▶ Your task
Please reproduce every record, keeping each one exactly as written.

▶ Input data

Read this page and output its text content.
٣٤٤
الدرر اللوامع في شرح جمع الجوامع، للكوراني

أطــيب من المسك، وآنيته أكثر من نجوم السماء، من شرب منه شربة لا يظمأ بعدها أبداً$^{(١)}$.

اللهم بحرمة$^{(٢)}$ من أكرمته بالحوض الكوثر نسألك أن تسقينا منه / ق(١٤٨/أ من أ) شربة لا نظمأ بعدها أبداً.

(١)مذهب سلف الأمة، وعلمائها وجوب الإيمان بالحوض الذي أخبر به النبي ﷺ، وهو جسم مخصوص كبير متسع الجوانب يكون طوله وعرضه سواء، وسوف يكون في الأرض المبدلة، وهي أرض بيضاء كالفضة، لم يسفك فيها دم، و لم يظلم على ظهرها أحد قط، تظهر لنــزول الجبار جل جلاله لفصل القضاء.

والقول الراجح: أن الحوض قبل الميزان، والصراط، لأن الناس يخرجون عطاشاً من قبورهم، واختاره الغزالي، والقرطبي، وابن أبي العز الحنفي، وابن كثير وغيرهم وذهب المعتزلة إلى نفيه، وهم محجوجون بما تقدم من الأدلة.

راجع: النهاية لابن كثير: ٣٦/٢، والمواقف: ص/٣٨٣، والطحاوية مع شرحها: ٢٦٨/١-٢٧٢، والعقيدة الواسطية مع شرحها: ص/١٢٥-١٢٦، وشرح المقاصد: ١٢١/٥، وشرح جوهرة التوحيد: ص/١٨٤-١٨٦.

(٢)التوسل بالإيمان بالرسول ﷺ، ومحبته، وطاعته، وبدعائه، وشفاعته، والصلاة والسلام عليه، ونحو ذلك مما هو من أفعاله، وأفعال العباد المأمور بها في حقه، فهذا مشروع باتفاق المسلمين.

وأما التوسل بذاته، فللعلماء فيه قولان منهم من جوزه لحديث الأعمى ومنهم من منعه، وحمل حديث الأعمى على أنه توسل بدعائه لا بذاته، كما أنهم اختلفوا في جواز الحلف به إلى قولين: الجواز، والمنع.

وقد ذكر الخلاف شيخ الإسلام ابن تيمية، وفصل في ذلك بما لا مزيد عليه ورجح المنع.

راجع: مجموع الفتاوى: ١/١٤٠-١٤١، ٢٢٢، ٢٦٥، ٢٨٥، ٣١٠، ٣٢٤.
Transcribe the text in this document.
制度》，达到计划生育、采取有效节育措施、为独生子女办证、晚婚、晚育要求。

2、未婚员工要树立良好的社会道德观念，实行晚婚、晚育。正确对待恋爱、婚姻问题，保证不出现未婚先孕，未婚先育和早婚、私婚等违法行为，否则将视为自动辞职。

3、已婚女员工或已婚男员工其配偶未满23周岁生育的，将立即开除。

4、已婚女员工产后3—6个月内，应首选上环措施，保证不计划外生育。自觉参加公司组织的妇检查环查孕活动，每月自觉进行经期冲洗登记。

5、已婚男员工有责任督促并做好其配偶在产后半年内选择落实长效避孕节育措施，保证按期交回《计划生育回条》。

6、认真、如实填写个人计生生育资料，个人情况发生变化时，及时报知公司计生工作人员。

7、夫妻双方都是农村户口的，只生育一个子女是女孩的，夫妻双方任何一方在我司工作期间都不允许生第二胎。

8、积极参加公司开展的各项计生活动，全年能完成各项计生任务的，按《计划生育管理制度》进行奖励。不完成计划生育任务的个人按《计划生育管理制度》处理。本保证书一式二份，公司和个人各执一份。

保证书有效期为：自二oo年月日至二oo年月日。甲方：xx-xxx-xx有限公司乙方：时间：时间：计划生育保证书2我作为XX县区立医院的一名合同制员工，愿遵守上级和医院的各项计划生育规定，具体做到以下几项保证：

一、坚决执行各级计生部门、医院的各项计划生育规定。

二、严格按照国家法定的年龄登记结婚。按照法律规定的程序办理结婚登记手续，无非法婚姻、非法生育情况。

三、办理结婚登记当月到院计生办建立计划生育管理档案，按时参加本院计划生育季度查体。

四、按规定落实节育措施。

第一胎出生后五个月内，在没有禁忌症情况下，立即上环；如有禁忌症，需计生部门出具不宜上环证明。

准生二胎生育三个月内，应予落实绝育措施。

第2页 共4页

▶ Reply
Read this page and output its text content.
٣٤٤
الدرر اللوامع في شرح جمع الجوامع، للكوراني

أطــيب من المسك، وآنيته أكثر من نجوم السماء، من شرب منه شربة لا يظمأ بعدها أبداً$^{(١)}$.

اللهم بحرمة$^{(٢)}$ من أكرمته بالحوض الكوثر نسألك أن تسقينا منه / ق(١٤٨/أ من أ) شربة لا نظمأ بعدها أبداً.

(١)مذهب سلف الأمة، وعلمائها وجوب الإيمان بالحوض الذي أخبر به النبي ﷺ، وهو جسم مخصوص كبير متسع الجوانب يكون طوله وعرضه سواء، وسوف يكون في الأرض المبدلة، وهي أرض بيضاء كالفضة، لم يسفك فيها دم، و لم يظلم على ظهرها أحد قط، تظهر لنــزول الجبار جل جلاله لفصل القضاء.

والقول الراجح: أن الحوض قبل الميزان، والصراط، لأن الناس يخرجون عطاشاً من قبورهم، واختاره الغزالي، والقرطبي، وابن أبي العز الحنفي، وابن كثير وغيرهم وذهب المعتزلة إلى نفيه، وهم محجوجون بما تقدم من الأدلة.

راجع: النهاية لابن كثير: ٣٦/٢، والمواقف: ص/٣٨٣، والطحاوية مع شرحها: ٢٦٨/١-٢٧٢، والعقيدة الواسطية مع شرحها: ص/١٢٥-١٢٦، وشرح المقاصد: ١٢١/٥، وشرح جوهرة التوحيد: ص/١٨٤-١٨٦.

(٢)التوسل بالإيمان بالرسول ﷺ، ومحبته، وطاعته، وبدعائه، وشفاعته، والصلاة والسلام عليه، ونحو ذلك مما هو من أفعاله، وأفعال العباد المأمور بها في حقه، فهذا مشروع باتفاق المسلمين.

وأما التوسل بذاته، فللعلماء فيه قولان منهم من جوزه لحديث الأعمى ومنهم من منعه، وحمل حديث الأعمى على أنه توسل بدعائه لا بذاته، كما أنهم اختلفوا في جواز الحلف به إلى قولين: الجواز، والمنع.

وقد ذكر الخلاف شيخ الإسلام ابن تيمية، وفصل في ذلك بما لا مزيد عليه ورجح المنع.

راجع: مجموع الفتاوى: ١/١٤٠-١٤١، ٢٢٢، ٢٦٥، ٢٨٥، ٣١٠، ٣٢٤.
Transcribe the text in this document.
制度》，达到计划生育、采取有效节育措施、为独生子女办证、晚婚、晚育要求。

2、未婚员工要树立良好的社会道德观念，实行晚婚、晚育。正确对待恋爱、婚姻问题，保证不出现未婚先孕，未婚先育和早婚、私婚等违法行为，否则将视为自动辞职。

3、已婚女员工或已婚男员工其配偶未满23周岁生育的，将立即开除。

4、已婚女员工产后3—6个月内，应首选上环措施，保证不计划外生育。自觉参加公司组织的妇检查环查孕活动，每月自觉进行经期冲洗登记。

5、已婚男员工有责任督促并做好其配偶在产后半年内选择落实长效避孕节育措施，保证按期交回《计划生育回条》。

6、认真、如实填写个人计生生育资料，个人情况发生变化时，及时报知公司计生工作人员。

7、夫妻双方都是农村户口的，只生育一个子女是女孩的，夫妻双方任何一方在我司工作期间都不允许生第二胎。

8、积极参加公司开展的各项计生活动，全年能完成各项计生任务的，按《计划生育管理制度》进行奖励。不完成计划生育任务的个人按《计划生育管理制度》处理。本保证书一式二份，公司和个人各执一份。

保证书有效期为：自二oo年月日至二oo年月日。甲方：xx-xxx-xx有限公司乙方：时间：时间：计划生育保证书2我作为XX县区立医院的一名合同制员工，愿遵守上级和医院的各项计划生育规定，具体做到以下几项保证：

一、坚决执行各级计生部门、医院的各项计划生育规定。

二、严格按照国家法定的年龄登记结婚。按照法律规定的程序办理结婚登记手续，无非法婚姻、非法生育情况。

三、办理结婚登记当月到院计生办建立计划生育管理档案，按时参加本院计划生育季度查体。

四、按规定落实节育措施。

第一胎出生后五个月内，在没有禁忌症情况下，立即上环；如有禁忌症，需计生部门出具不宜上环证明。

准生二胎生育三个月内，应予落实绝育措施。

第2页 共4页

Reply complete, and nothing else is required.